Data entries
*****
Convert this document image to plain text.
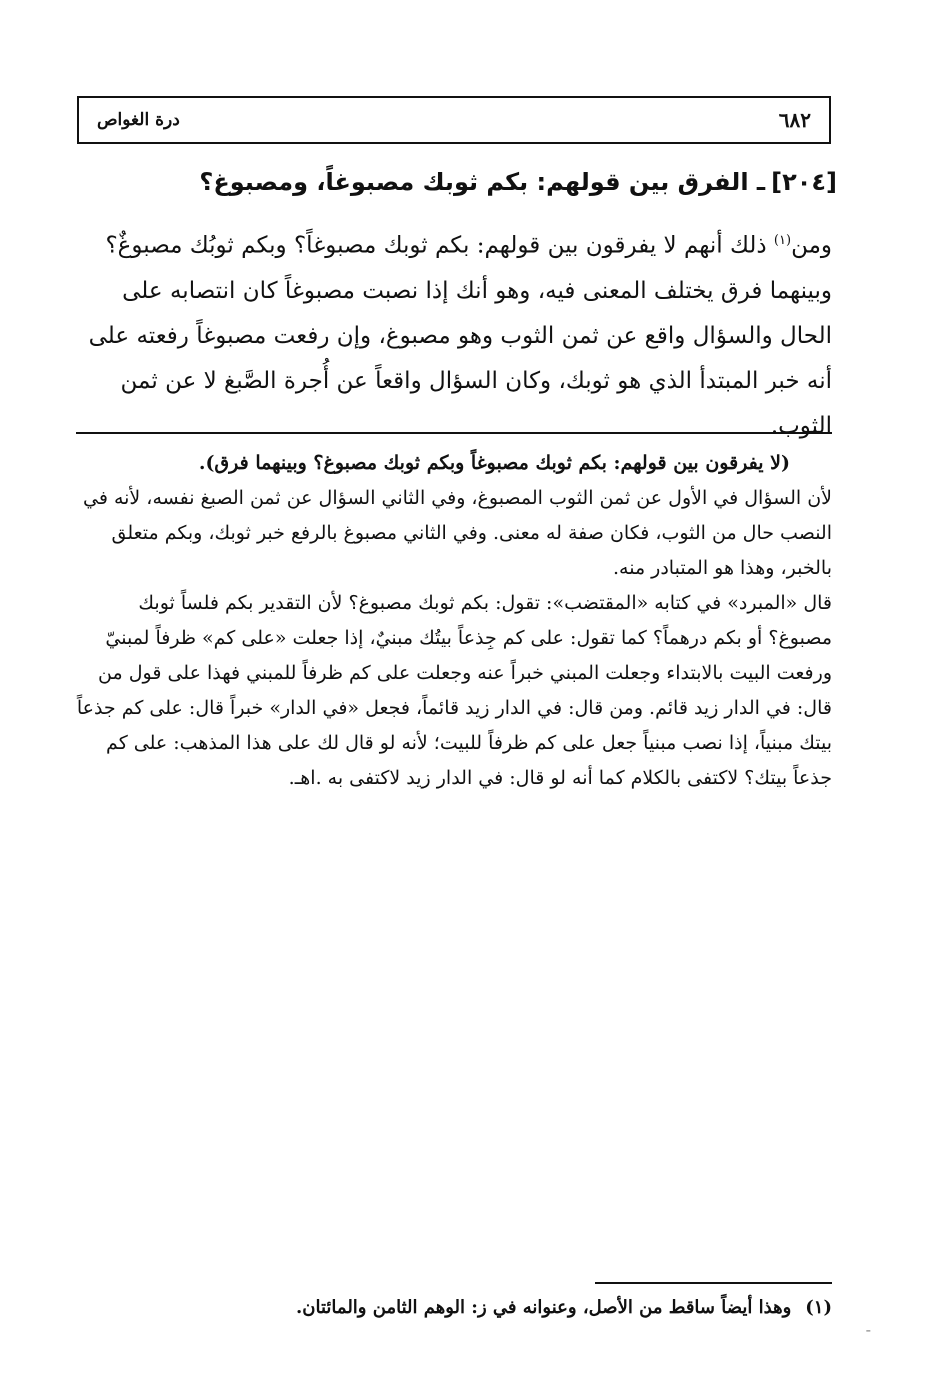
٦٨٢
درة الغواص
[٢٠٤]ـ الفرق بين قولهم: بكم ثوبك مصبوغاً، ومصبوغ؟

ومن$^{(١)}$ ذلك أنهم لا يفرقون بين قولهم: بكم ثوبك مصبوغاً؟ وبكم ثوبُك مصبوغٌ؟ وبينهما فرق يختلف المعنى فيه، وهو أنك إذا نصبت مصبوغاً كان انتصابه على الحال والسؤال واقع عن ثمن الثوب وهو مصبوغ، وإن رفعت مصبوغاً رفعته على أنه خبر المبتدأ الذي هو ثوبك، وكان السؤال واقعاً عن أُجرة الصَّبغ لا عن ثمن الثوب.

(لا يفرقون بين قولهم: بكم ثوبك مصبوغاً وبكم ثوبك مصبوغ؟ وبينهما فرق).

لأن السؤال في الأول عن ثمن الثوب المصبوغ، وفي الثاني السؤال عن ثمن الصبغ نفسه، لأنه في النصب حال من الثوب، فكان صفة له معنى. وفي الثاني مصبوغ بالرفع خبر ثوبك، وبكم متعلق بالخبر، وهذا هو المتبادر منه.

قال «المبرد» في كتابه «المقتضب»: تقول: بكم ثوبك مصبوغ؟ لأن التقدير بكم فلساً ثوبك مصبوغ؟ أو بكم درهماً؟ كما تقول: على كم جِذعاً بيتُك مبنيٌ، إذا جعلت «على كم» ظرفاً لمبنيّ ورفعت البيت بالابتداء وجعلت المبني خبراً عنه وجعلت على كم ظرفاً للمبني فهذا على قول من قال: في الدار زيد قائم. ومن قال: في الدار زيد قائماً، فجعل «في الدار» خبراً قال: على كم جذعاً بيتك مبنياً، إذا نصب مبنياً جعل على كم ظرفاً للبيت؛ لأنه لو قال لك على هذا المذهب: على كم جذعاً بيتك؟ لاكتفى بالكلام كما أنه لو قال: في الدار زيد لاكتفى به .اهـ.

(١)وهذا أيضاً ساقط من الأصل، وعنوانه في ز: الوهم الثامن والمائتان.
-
*****
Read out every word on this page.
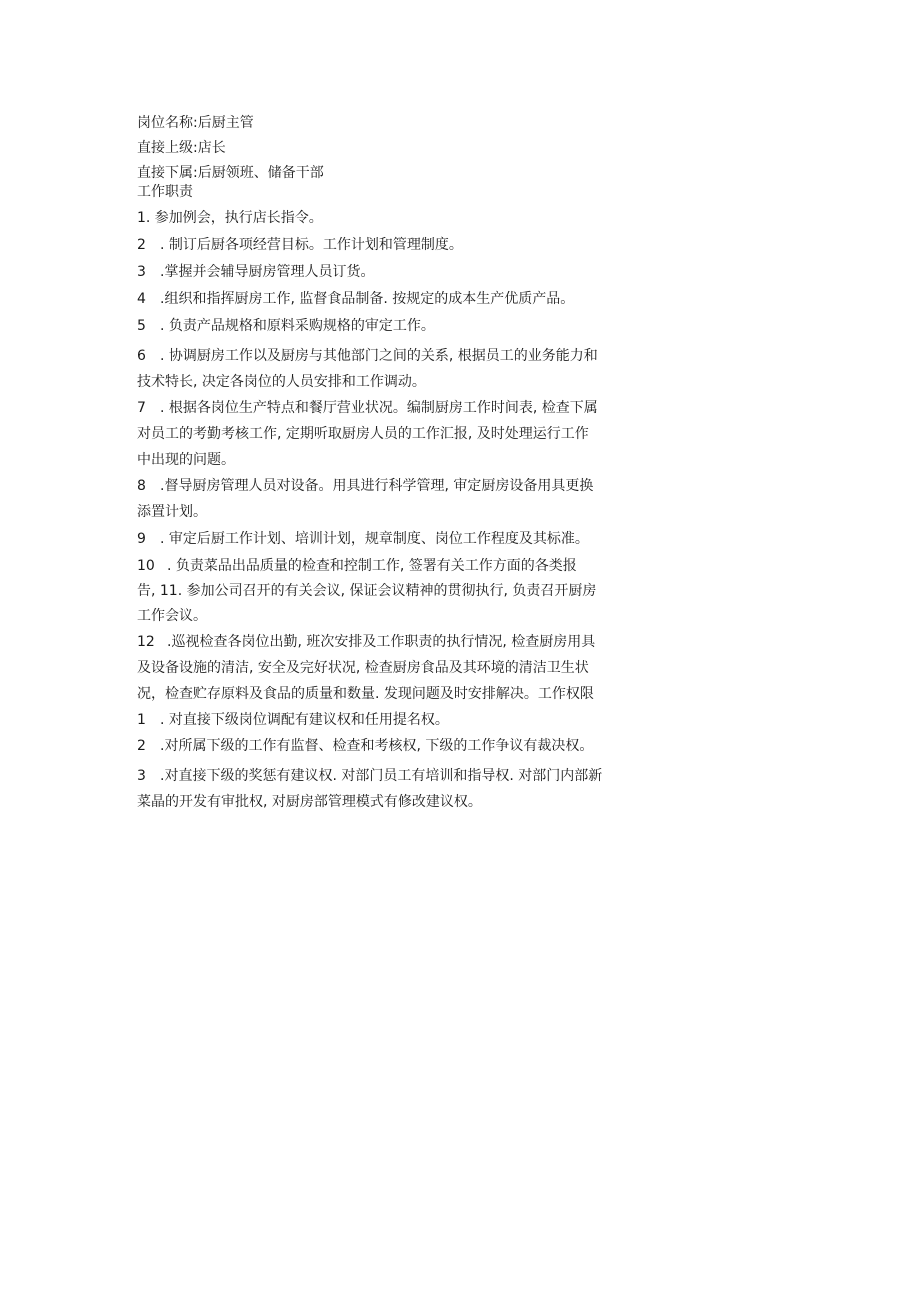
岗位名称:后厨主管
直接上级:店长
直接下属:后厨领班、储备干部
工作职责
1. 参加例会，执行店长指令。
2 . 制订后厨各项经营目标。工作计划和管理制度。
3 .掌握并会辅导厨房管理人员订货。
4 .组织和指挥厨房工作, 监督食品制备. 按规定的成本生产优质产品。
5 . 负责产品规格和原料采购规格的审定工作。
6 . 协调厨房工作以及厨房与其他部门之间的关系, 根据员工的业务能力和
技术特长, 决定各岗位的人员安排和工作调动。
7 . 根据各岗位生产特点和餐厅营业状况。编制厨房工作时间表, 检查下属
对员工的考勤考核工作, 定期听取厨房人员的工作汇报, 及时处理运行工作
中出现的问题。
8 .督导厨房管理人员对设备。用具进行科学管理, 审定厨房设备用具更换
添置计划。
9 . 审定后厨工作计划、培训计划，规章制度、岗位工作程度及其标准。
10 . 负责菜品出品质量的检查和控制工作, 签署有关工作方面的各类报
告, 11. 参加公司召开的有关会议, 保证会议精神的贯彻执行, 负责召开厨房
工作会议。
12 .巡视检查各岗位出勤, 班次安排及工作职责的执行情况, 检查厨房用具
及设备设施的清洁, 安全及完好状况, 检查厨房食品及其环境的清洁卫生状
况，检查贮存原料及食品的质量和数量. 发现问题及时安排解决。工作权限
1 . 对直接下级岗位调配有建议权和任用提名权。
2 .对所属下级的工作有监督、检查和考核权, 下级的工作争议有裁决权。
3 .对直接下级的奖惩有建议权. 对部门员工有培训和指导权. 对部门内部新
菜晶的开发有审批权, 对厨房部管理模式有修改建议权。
*****
**Exercise details:**
Pull out every line of the records above that contains the word "الثوب".

**Task solution:**
ومن$^{(١)}$ ذلك أنهم لا يفرقون بين قولهم: بكم ثوبك مصبوغاً؟ وبكم ثوبُك مصبوغٌ؟ وبينهما فرق يختلف المعنى فيه، وهو أنك إذا نصبت مصبوغاً كان انتصابه على الحال والسؤال واقع عن ثمن الثوب وهو مصبوغ، وإن رفعت مصبوغاً رفعته على أنه خبر المبتدأ الذي هو ثوبك، وكان السؤال واقعاً عن أُجرة الصَّبغ لا عن ثمن الثوب.
لأن السؤال في الأول عن ثمن الثوب المصبوغ، وفي الثاني السؤال عن ثمن الصبغ نفسه، لأنه في النصب حال من الثوب، فكان صفة له معنى. وفي الثاني مصبوغ بالرفع خبر ثوبك، وبكم متعلق بالخبر، وهذا هو المتبادر منه.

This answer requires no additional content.